* BEGIN ROWS *

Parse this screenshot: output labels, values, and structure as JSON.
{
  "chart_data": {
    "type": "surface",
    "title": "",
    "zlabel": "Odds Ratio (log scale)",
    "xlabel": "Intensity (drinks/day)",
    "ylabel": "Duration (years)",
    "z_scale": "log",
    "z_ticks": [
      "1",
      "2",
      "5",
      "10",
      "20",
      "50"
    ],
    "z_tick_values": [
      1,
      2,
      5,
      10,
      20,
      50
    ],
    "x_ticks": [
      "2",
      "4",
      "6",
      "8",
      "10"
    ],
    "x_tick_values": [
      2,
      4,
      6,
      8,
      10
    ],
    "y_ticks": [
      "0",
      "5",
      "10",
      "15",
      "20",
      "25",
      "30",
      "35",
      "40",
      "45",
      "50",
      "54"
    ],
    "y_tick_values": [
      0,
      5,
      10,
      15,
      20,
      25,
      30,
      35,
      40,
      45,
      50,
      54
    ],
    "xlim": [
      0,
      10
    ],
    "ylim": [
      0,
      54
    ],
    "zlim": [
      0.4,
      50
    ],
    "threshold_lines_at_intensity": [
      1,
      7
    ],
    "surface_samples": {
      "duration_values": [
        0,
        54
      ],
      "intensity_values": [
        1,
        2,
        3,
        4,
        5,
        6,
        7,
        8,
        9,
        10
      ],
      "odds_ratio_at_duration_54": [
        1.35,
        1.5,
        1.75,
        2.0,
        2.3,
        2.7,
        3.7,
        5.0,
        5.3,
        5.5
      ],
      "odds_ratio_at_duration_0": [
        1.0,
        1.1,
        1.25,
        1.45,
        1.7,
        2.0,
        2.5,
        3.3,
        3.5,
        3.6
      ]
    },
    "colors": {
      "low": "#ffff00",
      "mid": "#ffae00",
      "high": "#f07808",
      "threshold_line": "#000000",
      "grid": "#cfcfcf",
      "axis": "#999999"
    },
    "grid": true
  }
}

* END ROWS *

Every line of the data above should be copied exactly.

**EXPECTED OUTPUT**
Parse this screenshot: output labels, values, and structure as JSON.
{
  "chart_data": {
    "type": "surface",
    "title": "",
    "zlabel": "Odds Ratio (log scale)",
    "xlabel": "Intensity (drinks/day)",
    "ylabel": "Duration (years)",
    "z_scale": "log",
    "z_ticks": [
      "1",
      "2",
      "5",
      "10",
      "20",
      "50"
    ],
    "z_tick_values": [
      1,
      2,
      5,
      10,
      20,
      50
    ],
    "x_ticks": [
      "2",
      "4",
      "6",
      "8",
      "10"
    ],
    "x_tick_values": [
      2,
      4,
      6,
      8,
      10
    ],
    "y_ticks": [
      "0",
      "5",
      "10",
      "15",
      "20",
      "25",
      "30",
      "35",
      "40",
      "45",
      "50",
      "54"
    ],
    "y_tick_values": [
      0,
      5,
      10,
      15,
      20,
      25,
      30,
      35,
      40,
      45,
      50,
      54
    ],
    "xlim": [
      0,
      10
    ],
    "ylim": [
      0,
      54
    ],
    "zlim": [
      0.4,
      50
    ],
    "threshold_lines_at_intensity": [
      1,
      7
    ],
    "surface_samples": {
      "duration_values": [
        0,
        54
      ],
      "intensity_values": [
        1,
        2,
        3,
        4,
        5,
        6,
        7,
        8,
        9,
        10
      ],
      "odds_ratio_at_duration_54": [
        1.35,
        1.5,
        1.75,
        2.0,
        2.3,
        2.7,
        3.7,
        5.0,
        5.3,
        5.5
      ],
      "odds_ratio_at_duration_0": [
        1.0,
        1.1,
        1.25,
        1.45,
        1.7,
        2.0,
        2.5,
        3.3,
        3.5,
        3.6
      ]
    },
    "colors": {
      "low": "#ffff00",
      "mid": "#ffae00",
      "high": "#f07808",
      "threshold_line": "#000000",
      "grid": "#cfcfcf",
      "axis": "#999999"
    },
    "grid": true
  }
}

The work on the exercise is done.